■ Trecho do documento:
----------------

Enfim, uma resposta do Ocidente à Nova Rota da Seda da China
Na nova conjuntura geopolítica mundial, Estados Unidos, União Europeia e Japão criam projeto para bloquear expansão chinesa na America Latina, África e Pacífico asiático. Entenda como isso afeta a todos, incluindo o Brasil
Na última reunião do G-7 de maio deste ano, que ocorreu em Hiroshima, o clube formado por Canadá, França, Alemanha, Itália, Japão, Reino Unido e Estados Unidos, contou com a participação de representantes do alto escalão da União Europeia, situação já costumeira desde as últimas cúpulas. A novidade, porém, ficou por conta da presença dos líderes do Brasil, Austrália, Comores (atual presidente da União Africana), Ilhas Cook (presidente do Fórum das Ilhas do Pacífico), Índia (líder do G-20 este ano), Indonésia (presidente da Associação das Nações do Sudeste Asiático), Coréia do Sul e Vietnã.

----------------

■ Dados apresentados:
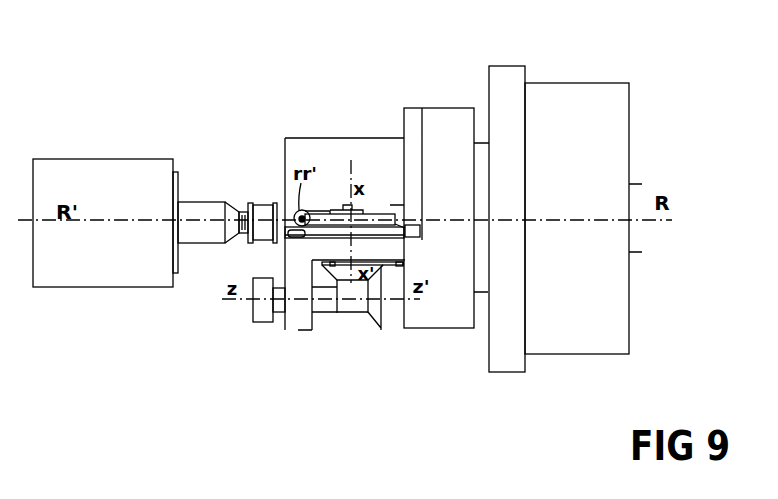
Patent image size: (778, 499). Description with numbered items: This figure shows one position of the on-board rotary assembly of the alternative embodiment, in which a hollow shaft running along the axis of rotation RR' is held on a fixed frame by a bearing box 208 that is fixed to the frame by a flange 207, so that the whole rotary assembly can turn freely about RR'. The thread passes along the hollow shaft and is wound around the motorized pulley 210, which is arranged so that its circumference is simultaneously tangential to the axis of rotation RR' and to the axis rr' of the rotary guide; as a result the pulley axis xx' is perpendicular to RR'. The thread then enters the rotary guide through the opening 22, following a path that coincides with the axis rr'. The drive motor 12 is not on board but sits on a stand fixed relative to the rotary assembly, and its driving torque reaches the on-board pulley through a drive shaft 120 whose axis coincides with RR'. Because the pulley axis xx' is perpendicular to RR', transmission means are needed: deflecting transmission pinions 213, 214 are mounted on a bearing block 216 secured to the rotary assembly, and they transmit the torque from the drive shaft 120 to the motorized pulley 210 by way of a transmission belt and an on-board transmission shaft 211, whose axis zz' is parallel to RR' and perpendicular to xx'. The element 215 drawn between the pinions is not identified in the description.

----------------

■ Enunciado:
Edite o texto sobre a resposta do Ocidente à Nova Rota da Seda: reescreva a parte entre "Enfim, uma resposta" e "Sul e Vietnã.", inclusive, trocando "Hiroshima" por "Tóquio".

■ Problema resolvido:
Enfim, uma resposta do Ocidente à Nova Rota da Seda da China
Na nova conjuntura geopolítica mundial, Estados Unidos, União Europeia e Japão criam projeto para bloquear expansão chinesa na America Latina, África e Pacífico asiático. Entenda como isso afeta a todos, incluindo o Brasil
Na última reunião do G-7 de maio deste ano, que ocorreu em Tóquio, o clube formado por Canadá, França, Alemanha, Itália, Japão, Reino Unido e Estados Unidos, contou com a participação de representantes do alto escalão da União Europeia, situação já costumeira desde as últimas cúpulas. A novidade, porém, ficou por conta da presença dos líderes do Brasil, Austrália, Comores (atual presidente da União Africana), Ilhas Cook (presidente do Fórum das Ilhas do Pacífico), Índia (líder do G-20 este ano), Indonésia (presidente da Associação das Nações do Sudeste Asiático), Coréia do Sul e Vietnã.